→ WHAT TO WORK ON
Read the entries below and pull out each line with the string "Forrest".

BEGIN ROWS

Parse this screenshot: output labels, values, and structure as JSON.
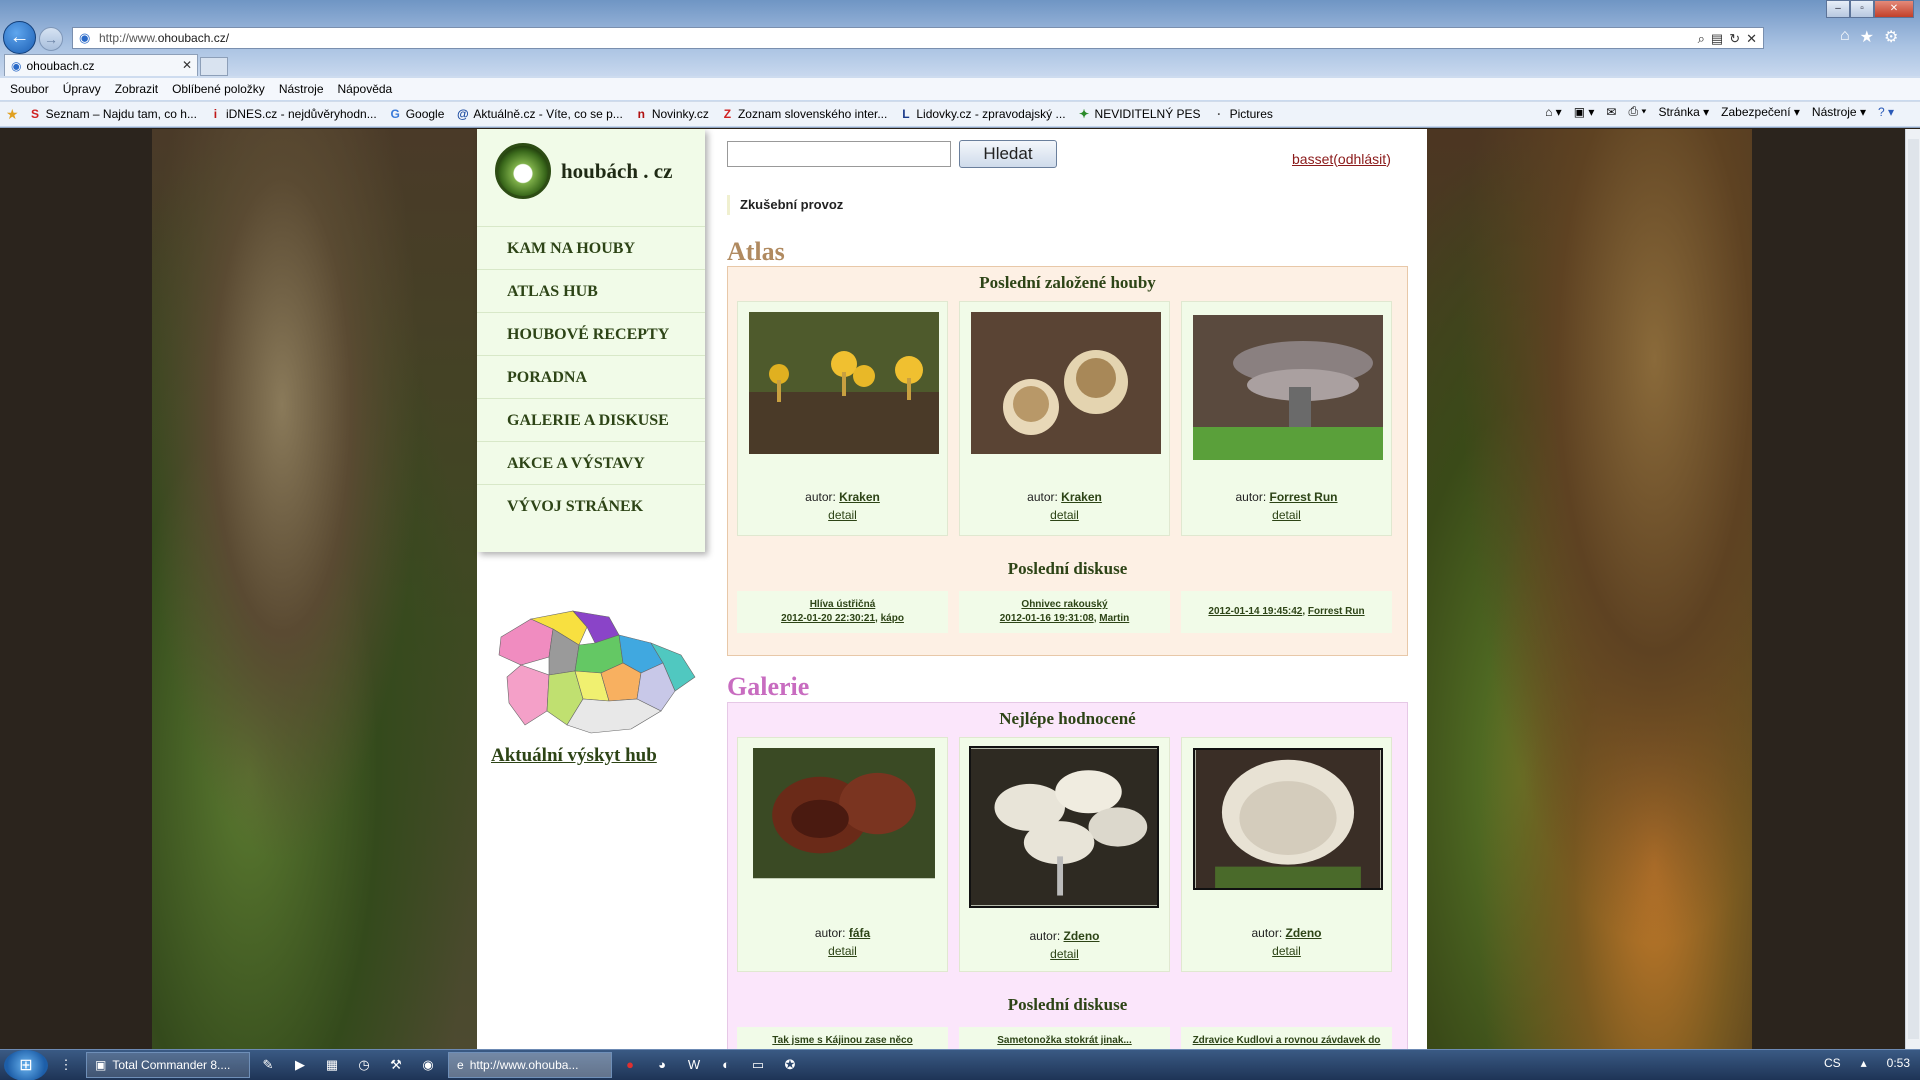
{
  "browser": {
    "url_prefix": "http://www.",
    "url_domain": "ohoubach.cz/",
    "tab_title": "ohoubach.cz",
    "menu": [
      "Soubor",
      "Úpravy",
      "Zobrazit",
      "Oblíbené položky",
      "Nástroje",
      "Nápověda"
    ],
    "favorites": [
      {
        "label": "Seznam – Najdu tam, co h...",
        "icon": "S",
        "color": "#d02020"
      },
      {
        "label": "iDNES.cz - nejdůvěryhodn...",
        "icon": "i",
        "color": "#c01818"
      },
      {
        "label": "Google",
        "icon": "G",
        "color": "#3a7ad8"
      },
      {
        "label": "Aktuálně.cz - Víte, co se p...",
        "icon": "@",
        "color": "#1a4aa0"
      },
      {
        "label": "Novinky.cz",
        "icon": "n",
        "color": "#b01010"
      },
      {
        "label": "Zoznam slovenského inter...",
        "icon": "Z",
        "color": "#d02020"
      },
      {
        "label": "Lidovky.cz - zpravodajský ...",
        "icon": "L",
        "color": "#1a3a8a"
      },
      {
        "label": "NEVIDITELNÝ PES",
        "icon": "✦",
        "color": "#2a8a2a"
      },
      {
        "label": "Pictures",
        "icon": "·",
        "color": "#555"
      }
    ],
    "commands": [
      "Stránka ▾",
      "Zabezpečení ▾",
      "Nástroje ▾"
    ]
  },
  "site": {
    "logo_text": "houbách . cz",
    "nav": [
      "KAM NA HOUBY",
      "ATLAS HUB",
      "HOUBOVÉ RECEPTY",
      "PORADNA",
      "GALERIE A DISKUSE",
      "AKCE A VÝSTAVY",
      "VÝVOJ STRÁNEK"
    ],
    "map_link": "Aktuální výskyt hub",
    "search_button": "Hledat",
    "user_name": "basset",
    "logout": "odhlásit",
    "notice": "Zkušební provoz",
    "atlas": {
      "heading": "Atlas",
      "latest_heading": "Poslední založené houby",
      "author_label": "autor:",
      "detail_label": "detail",
      "cards": [
        {
          "author": "Kraken"
        },
        {
          "author": "Kraken"
        },
        {
          "author": "Forrest Run"
        }
      ],
      "discussion_heading": "Poslední diskuse",
      "discussions": [
        {
          "title": "Hlíva ústřičná",
          "date": "2012-01-20 22:30:21",
          "user": "kápo"
        },
        {
          "title": "Ohnivec rakouský",
          "date": "2012-01-16 19:31:08",
          "user": "Martin"
        },
        {
          "title": "",
          "date": "2012-01-14 19:45:42",
          "user": "Forrest Run"
        }
      ]
    },
    "galerie": {
      "heading": "Galerie",
      "best_heading": "Nejlépe hodnocené",
      "cards": [
        {
          "author": "fáfa"
        },
        {
          "author": "Zdeno"
        },
        {
          "author": "Zdeno"
        }
      ],
      "discussion_heading": "Poslední diskuse",
      "discussions": [
        {
          "title": "Tak jsme s Kájinou zase něco"
        },
        {
          "title": "Sametonožka stokrát jinak..."
        },
        {
          "title": "Zdravice Kudlovi a rovnou závdavek do"
        }
      ]
    }
  },
  "taskbar": {
    "tasks": [
      "Total Commander 8....",
      "http://www.ohouba..."
    ],
    "lang": "CS",
    "time": "0:53"
  }
}
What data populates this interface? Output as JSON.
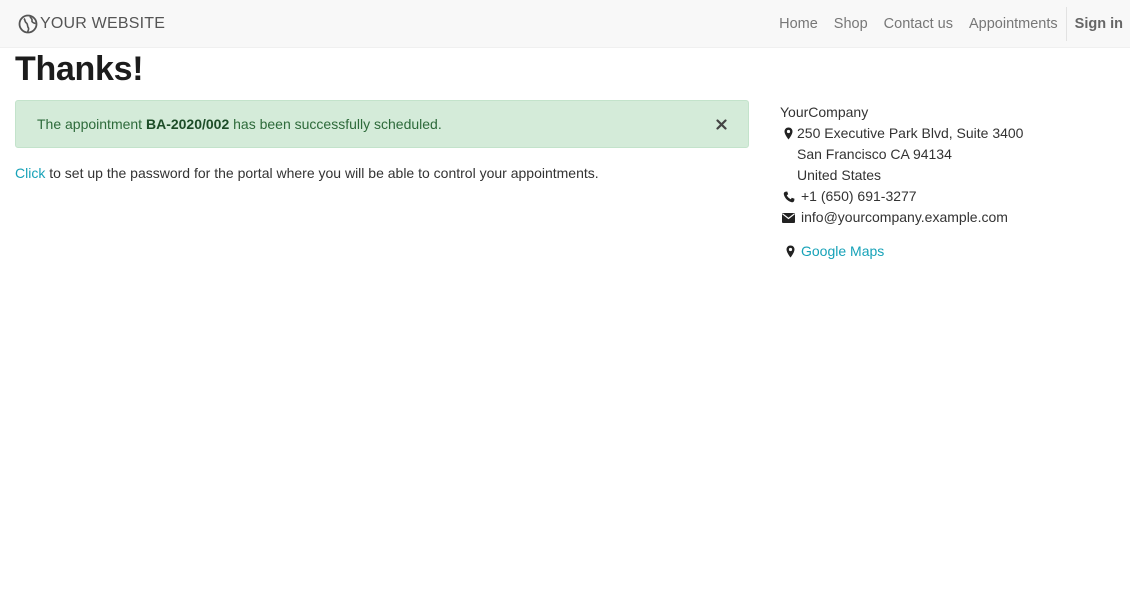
{
  "navbar": {
    "brand": "YOUR WEBSITE",
    "links": [
      "Home",
      "Shop",
      "Contact us",
      "Appointments"
    ],
    "signin": "Sign in"
  },
  "page": {
    "title": "Thanks!"
  },
  "alert": {
    "prefix": "The appointment ",
    "reference": "BA-2020/002",
    "suffix": " has been successfully scheduled.",
    "close_symbol": "×"
  },
  "portal": {
    "link_text": "Click",
    "rest": " to set up the password for the portal where you will be able to control your appointments."
  },
  "contact": {
    "company": "YourCompany",
    "address_line1": "250 Executive Park Blvd, Suite 3400",
    "address_line2": "San Francisco CA 94134",
    "address_line3": "United States",
    "phone": "+1 (650) 691-3277",
    "email": "info@yourcompany.example.com",
    "maps_label": "Google Maps"
  },
  "colors": {
    "link": "#17a2b8",
    "alert_bg": "#d4ebd9",
    "navbar_bg": "#f8f8f8"
  }
}
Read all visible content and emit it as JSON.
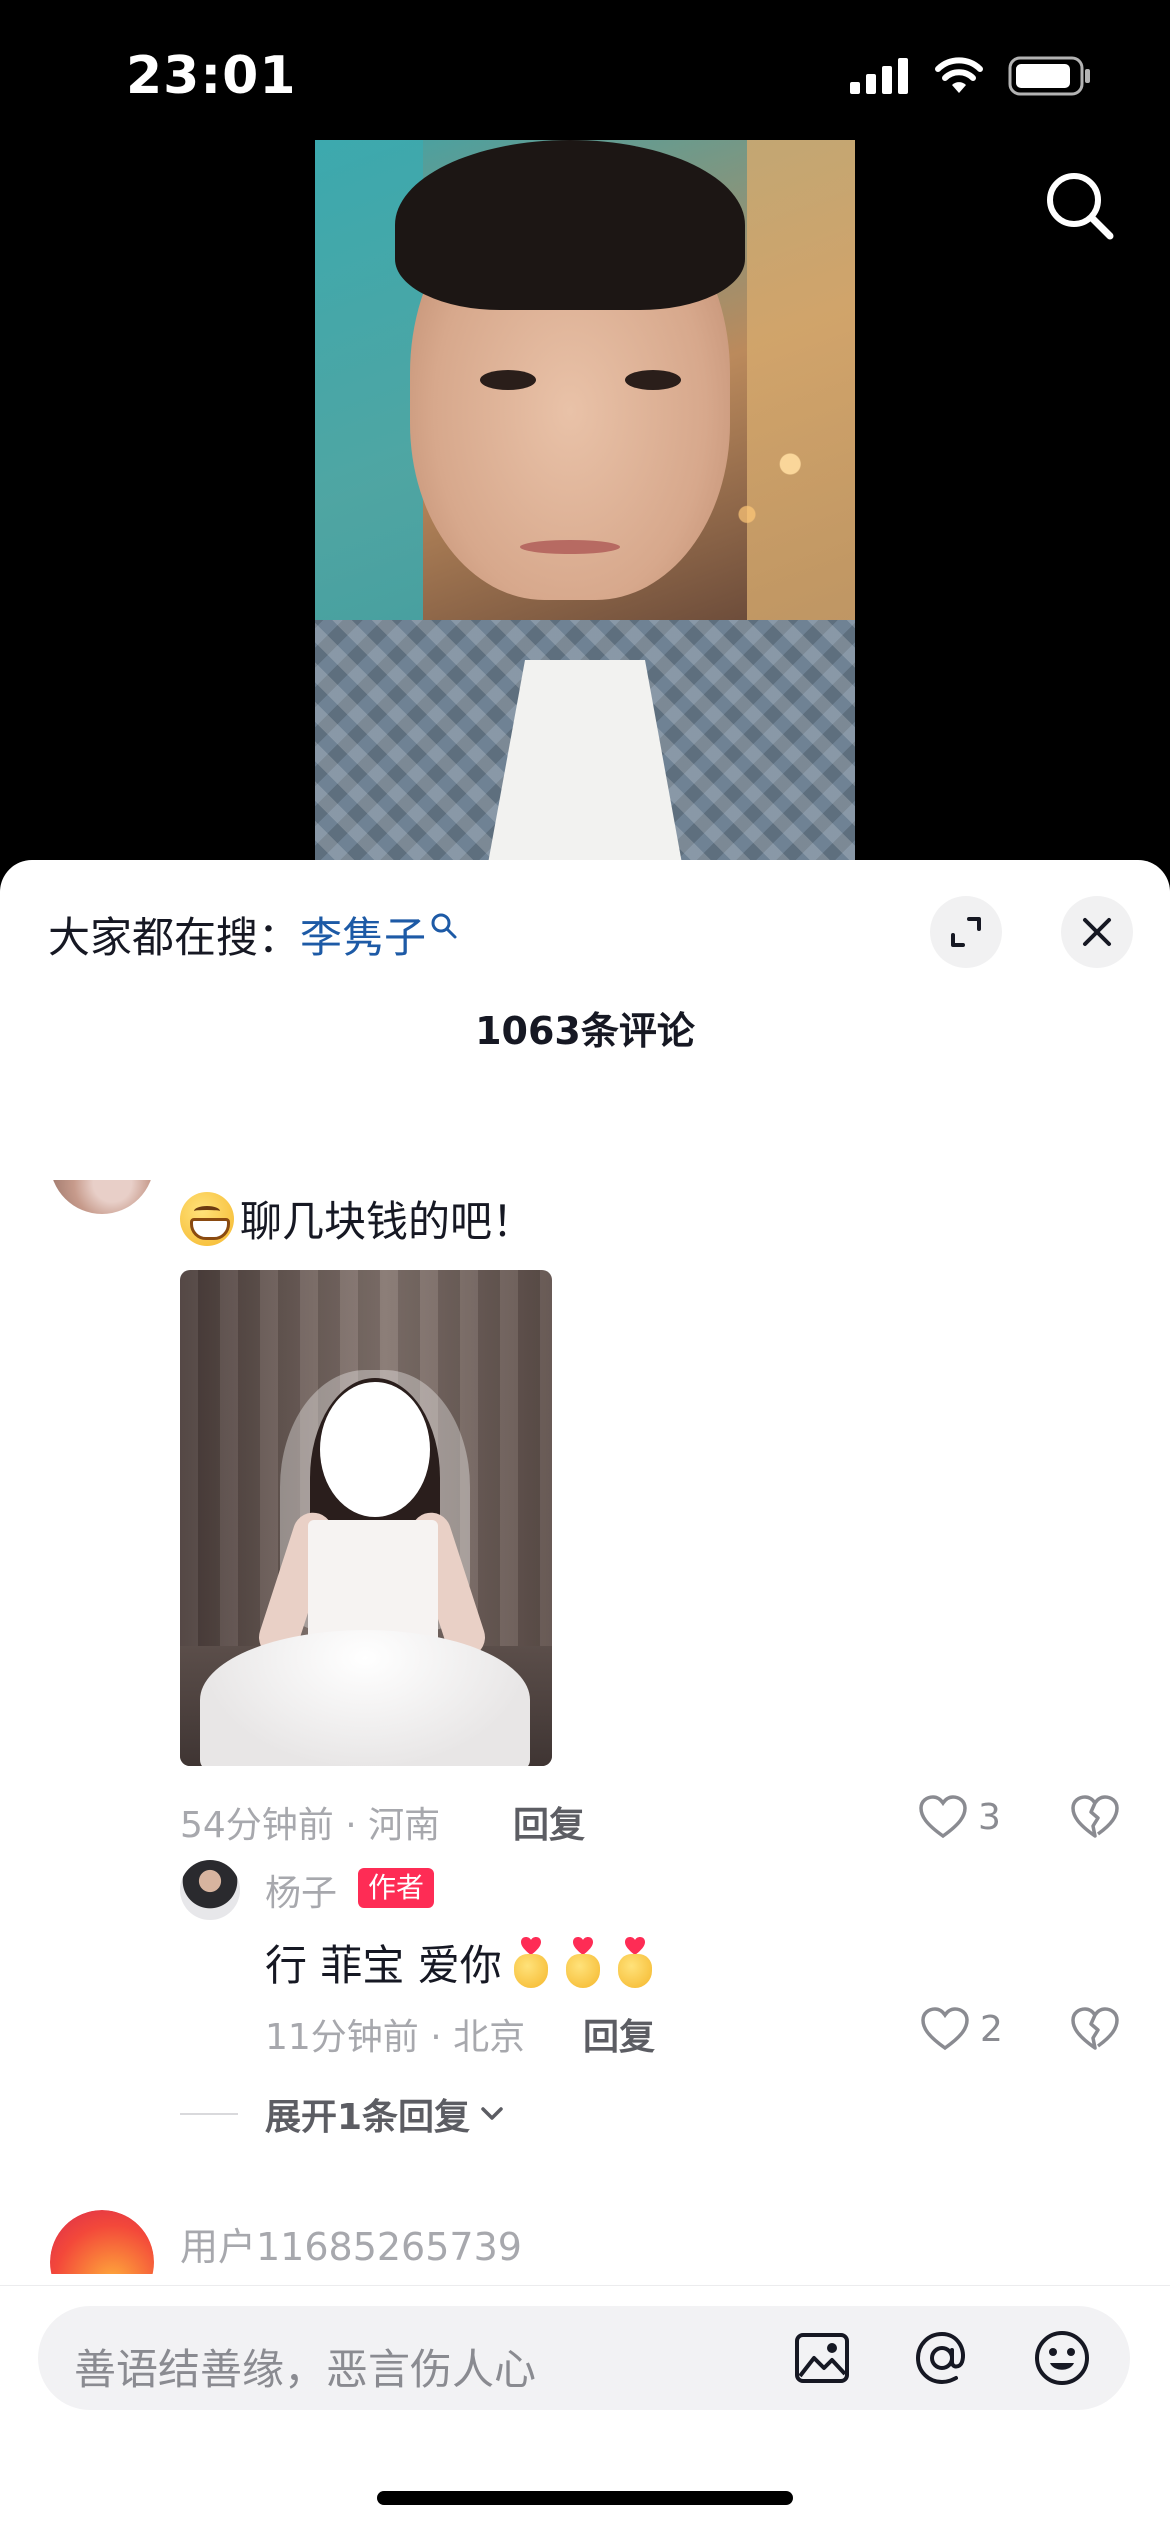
{
  "status_bar": {
    "time": "23:01"
  },
  "sheet": {
    "hot_search_label": "大家都在搜：",
    "hot_search_keyword": "李隽子",
    "comment_count": "1063条评论"
  },
  "comments": [
    {
      "text": "聊几块钱的吧！",
      "time_location": "54分钟前 · 河南",
      "reply_label": "回复",
      "likes": "3",
      "replies": [
        {
          "username": "杨子",
          "badge": "作者",
          "text": "行 菲宝 爱你",
          "time_location": "11分钟前 · 北京",
          "reply_label": "回复",
          "likes": "2"
        }
      ],
      "expand_label": "展开1条回复"
    },
    {
      "username": "用户11685265739"
    }
  ],
  "input": {
    "placeholder": "善语结善缘，恶言伤人心"
  },
  "icons": {
    "search": "search-icon",
    "expand": "expand-icon",
    "close": "close-icon",
    "like": "heart-icon",
    "dislike": "broken-heart-icon",
    "image": "image-icon",
    "mention": "at-icon",
    "emoji": "emoji-icon"
  },
  "colors": {
    "accent": "#fe2c55",
    "keyword": "#1d5aa6",
    "muted": "#a7a8ad"
  }
}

END ROWS

→ WRITTEN RESPONSE
          "author": "Forrest Run"
          "user": "Forrest Run"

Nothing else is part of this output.